WHAT YOU WILL DO
Your task is to gather the lines below that hold the string "Latitude".

Dataset rows
....

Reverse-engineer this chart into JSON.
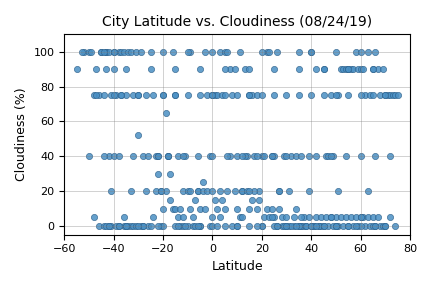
{
  "title": "City Latitude vs. Cloudiness (08/24/19)",
  "xlabel": "Latitude",
  "ylabel": "Cloudiness (%)",
  "xlim": [
    -60,
    80
  ],
  "ylim": [
    -5,
    110
  ],
  "xticks": [
    -60,
    -40,
    -20,
    0,
    20,
    40,
    60,
    80
  ],
  "yticks": [
    0,
    20,
    40,
    60,
    80,
    100
  ],
  "marker_color": "#4a90c4",
  "marker_edge_color": "#2c5f8a",
  "marker_size": 20,
  "marker_alpha": 0.85,
  "x": [
    -55,
    -52,
    -48,
    -47,
    -46,
    -45,
    -44,
    -43,
    -42,
    -41,
    -40,
    -39,
    -38,
    -37,
    -36,
    -35,
    -34,
    -33,
    -32,
    -31,
    -30,
    -29,
    -28,
    -27,
    -26,
    -25,
    -24,
    -23,
    -22,
    -21,
    -20,
    -19,
    -18,
    -17,
    -16,
    -15,
    -14,
    -13,
    -12,
    -11,
    -10,
    -9,
    -8,
    -7,
    -6,
    -5,
    -4,
    -3,
    -2,
    -1,
    0,
    1,
    2,
    3,
    4,
    5,
    6,
    7,
    8,
    9,
    10,
    11,
    12,
    13,
    14,
    15,
    16,
    17,
    18,
    19,
    20,
    21,
    22,
    23,
    24,
    25,
    26,
    27,
    28,
    29,
    30,
    31,
    32,
    33,
    34,
    35,
    36,
    37,
    38,
    39,
    40,
    41,
    42,
    43,
    44,
    45,
    46,
    47,
    48,
    49,
    50,
    51,
    52,
    53,
    54,
    55,
    56,
    57,
    58,
    59,
    60,
    61,
    62,
    63,
    64,
    65,
    66,
    67,
    68,
    69,
    70,
    71,
    72,
    73,
    74,
    75,
    -53,
    -50,
    -49,
    -46,
    -43,
    -42,
    -41,
    -40,
    -39,
    -38,
    -37,
    -36,
    -35,
    -34,
    -33,
    -32,
    -31,
    -30,
    -29,
    -28,
    -27,
    -26,
    -25,
    -23,
    -22,
    -21,
    -20,
    -19,
    -18,
    -17,
    -16,
    -15,
    -14,
    -13,
    -12,
    -11,
    -10,
    -9,
    -8,
    -7,
    -6,
    -5,
    -4,
    -3,
    -2,
    -1,
    0,
    1,
    2,
    3,
    4,
    5,
    6,
    7,
    8,
    9,
    10,
    11,
    12,
    13,
    14,
    15,
    16,
    17,
    18,
    19,
    20,
    21,
    22,
    23,
    24,
    25,
    26,
    27,
    28,
    29,
    30,
    31,
    32,
    33,
    34,
    35,
    36,
    37,
    38,
    39,
    40,
    41,
    42,
    43,
    44,
    45,
    46,
    47,
    48,
    49,
    50,
    51,
    52,
    53,
    54,
    55,
    56,
    57,
    58,
    59,
    60,
    61,
    62,
    63,
    64,
    65,
    66,
    67,
    68,
    69,
    70,
    -45,
    -44,
    -43,
    -42,
    -35,
    -28,
    -20,
    -15,
    -10,
    -5,
    0,
    5,
    10,
    15,
    20,
    25,
    30,
    35,
    40,
    45,
    50,
    55,
    60,
    65,
    70,
    -47,
    -44,
    -40,
    -37,
    -30,
    -20,
    -15,
    -10,
    -5,
    0,
    5,
    10,
    15,
    20,
    25,
    30,
    35,
    40,
    45,
    50,
    55,
    60,
    65,
    70,
    -50,
    -44,
    -40,
    -38,
    -32,
    -22,
    -18,
    -12,
    -6,
    0,
    6,
    12,
    18,
    24,
    30,
    36,
    42,
    48,
    54,
    60,
    66,
    72,
    -43,
    -35,
    -25,
    -15,
    -5,
    5,
    15,
    25,
    35,
    45,
    55,
    65,
    -42,
    -38,
    -30,
    -22,
    -14,
    -6,
    2,
    10,
    18,
    26,
    34,
    42,
    50,
    58,
    66,
    74,
    -41,
    -33,
    -21,
    -9,
    3,
    15,
    27,
    39,
    51,
    63,
    -40,
    -20,
    0,
    20,
    40,
    60,
    -48,
    -36,
    -24,
    -12,
    0,
    12,
    24,
    36,
    48,
    60,
    72
  ],
  "y": [
    90,
    100,
    75,
    90,
    0,
    100,
    0,
    100,
    0,
    0,
    90,
    0,
    0,
    75,
    0,
    0,
    0,
    0,
    0,
    0,
    52,
    0,
    0,
    75,
    0,
    0,
    75,
    40,
    30,
    0,
    75,
    65,
    40,
    30,
    100,
    75,
    40,
    0,
    0,
    40,
    0,
    100,
    0,
    0,
    20,
    0,
    25,
    100,
    75,
    40,
    75,
    75,
    75,
    100,
    75,
    100,
    100,
    90,
    75,
    90,
    40,
    100,
    20,
    90,
    40,
    75,
    75,
    40,
    75,
    20,
    40,
    40,
    100,
    100,
    40,
    40,
    100,
    20,
    0,
    40,
    0,
    0,
    40,
    0,
    40,
    100,
    0,
    0,
    0,
    40,
    100,
    0,
    90,
    0,
    0,
    90,
    40,
    40,
    75,
    40,
    100,
    75,
    90,
    90,
    90,
    90,
    90,
    90,
    100,
    90,
    90,
    90,
    75,
    100,
    75,
    90,
    100,
    90,
    75,
    90,
    75,
    75,
    75,
    75,
    75,
    75,
    100,
    100,
    100,
    75,
    100,
    100,
    75,
    100,
    75,
    100,
    100,
    100,
    75,
    100,
    100,
    75,
    100,
    75,
    100,
    40,
    20,
    40,
    100,
    20,
    40,
    20,
    10,
    20,
    40,
    15,
    10,
    10,
    5,
    10,
    20,
    0,
    20,
    10,
    5,
    15,
    20,
    10,
    20,
    10,
    20,
    0,
    20,
    15,
    10,
    5,
    15,
    10,
    20,
    40,
    0,
    20,
    10,
    5,
    20,
    40,
    20,
    10,
    15,
    20,
    10,
    15,
    0,
    5,
    10,
    5,
    10,
    5,
    0,
    10,
    5,
    0,
    5,
    20,
    0,
    5,
    10,
    0,
    0,
    5,
    0,
    5,
    0,
    0,
    5,
    0,
    5,
    0,
    5,
    0,
    5,
    0,
    5,
    0,
    5,
    0,
    5,
    0,
    5,
    0,
    5,
    0,
    5,
    5,
    0,
    5,
    0,
    5,
    0,
    5,
    0,
    0,
    0,
    100,
    100,
    0,
    40,
    0,
    0,
    0,
    0,
    100,
    0,
    0,
    0,
    0,
    0,
    0,
    0,
    0,
    0,
    0,
    0,
    0,
    0,
    0,
    0,
    0,
    75,
    75,
    75,
    75,
    75,
    75,
    75,
    75,
    75,
    75,
    75,
    75,
    75,
    75,
    75,
    75,
    75,
    75,
    75,
    75,
    75,
    75,
    75,
    75,
    40,
    40,
    40,
    40,
    40,
    40,
    40,
    40,
    40,
    40,
    40,
    40,
    40,
    40,
    40,
    40,
    40,
    40,
    40,
    40,
    40,
    40,
    90,
    90,
    90,
    90,
    90,
    90,
    90,
    90,
    90,
    90,
    90,
    90,
    0,
    0,
    0,
    0,
    0,
    0,
    0,
    0,
    0,
    0,
    0,
    0,
    0,
    0,
    0,
    0,
    20,
    20,
    20,
    20,
    20,
    20,
    20,
    20,
    20,
    20,
    100,
    100,
    100,
    100,
    100,
    100,
    5,
    5,
    5,
    5,
    5,
    5,
    5,
    5,
    5,
    5,
    5
  ]
}
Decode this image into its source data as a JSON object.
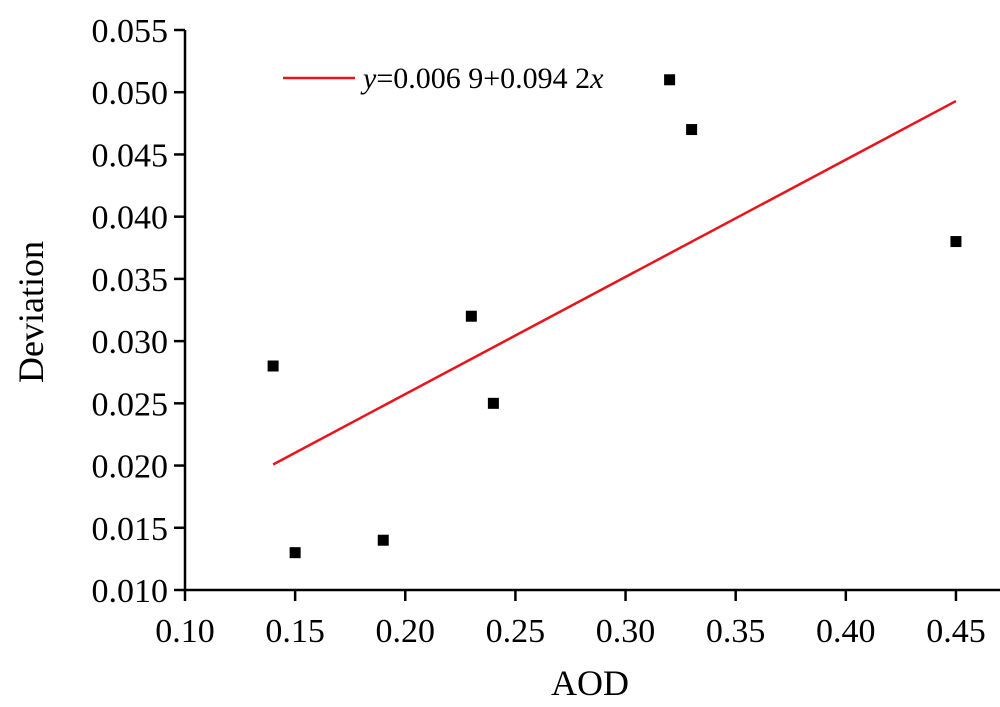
{
  "chart_data": {
    "type": "scatter",
    "xlabel": "AOD",
    "ylabel": "Deviation",
    "xlim": [
      0.1,
      0.47
    ],
    "ylim": [
      0.01,
      0.055
    ],
    "x_ticks": [
      "0.10",
      "0.15",
      "0.20",
      "0.25",
      "0.30",
      "0.35",
      "0.40",
      "0.45"
    ],
    "y_ticks": [
      "0.010",
      "0.015",
      "0.020",
      "0.025",
      "0.030",
      "0.035",
      "0.040",
      "0.045",
      "0.050",
      "0.055"
    ],
    "grid": false,
    "legend_position": "top-left",
    "points": [
      {
        "x": 0.14,
        "y": 0.028
      },
      {
        "x": 0.15,
        "y": 0.013
      },
      {
        "x": 0.19,
        "y": 0.014
      },
      {
        "x": 0.23,
        "y": 0.032
      },
      {
        "x": 0.24,
        "y": 0.025
      },
      {
        "x": 0.32,
        "y": 0.051
      },
      {
        "x": 0.33,
        "y": 0.047
      },
      {
        "x": 0.45,
        "y": 0.038
      }
    ],
    "fit_line": {
      "intercept": 0.0069,
      "slope": 0.0942,
      "x_range": [
        0.14,
        0.45
      ],
      "color": "#e8141c"
    },
    "legend": {
      "var_y": "y",
      "equation": "=0.006 9+0.094 2",
      "var_x": "x"
    },
    "marker_color": "#000000"
  }
}
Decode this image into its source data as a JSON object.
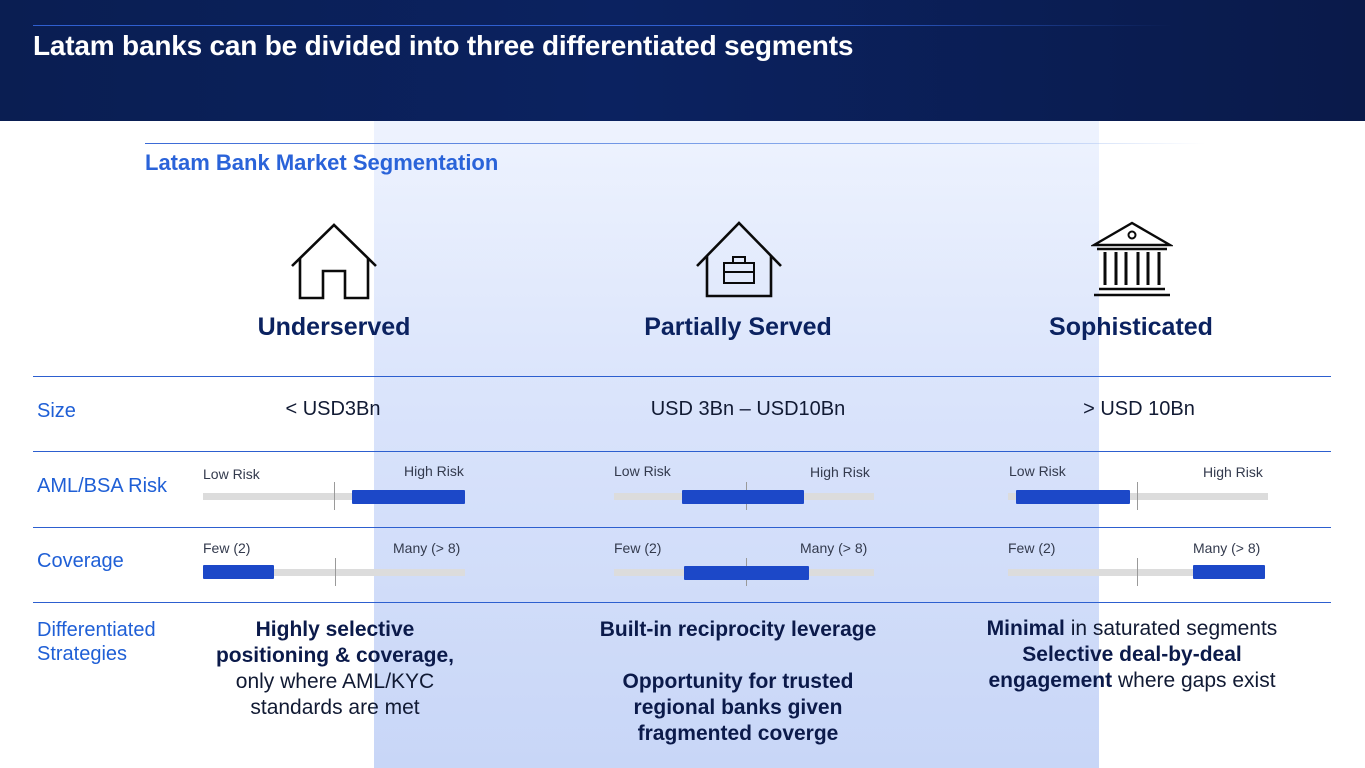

....

TASK ANSWER
  "title": "City Latitude vs. Cloudiness (08/24/19)",
  "xlabel": "Latitude",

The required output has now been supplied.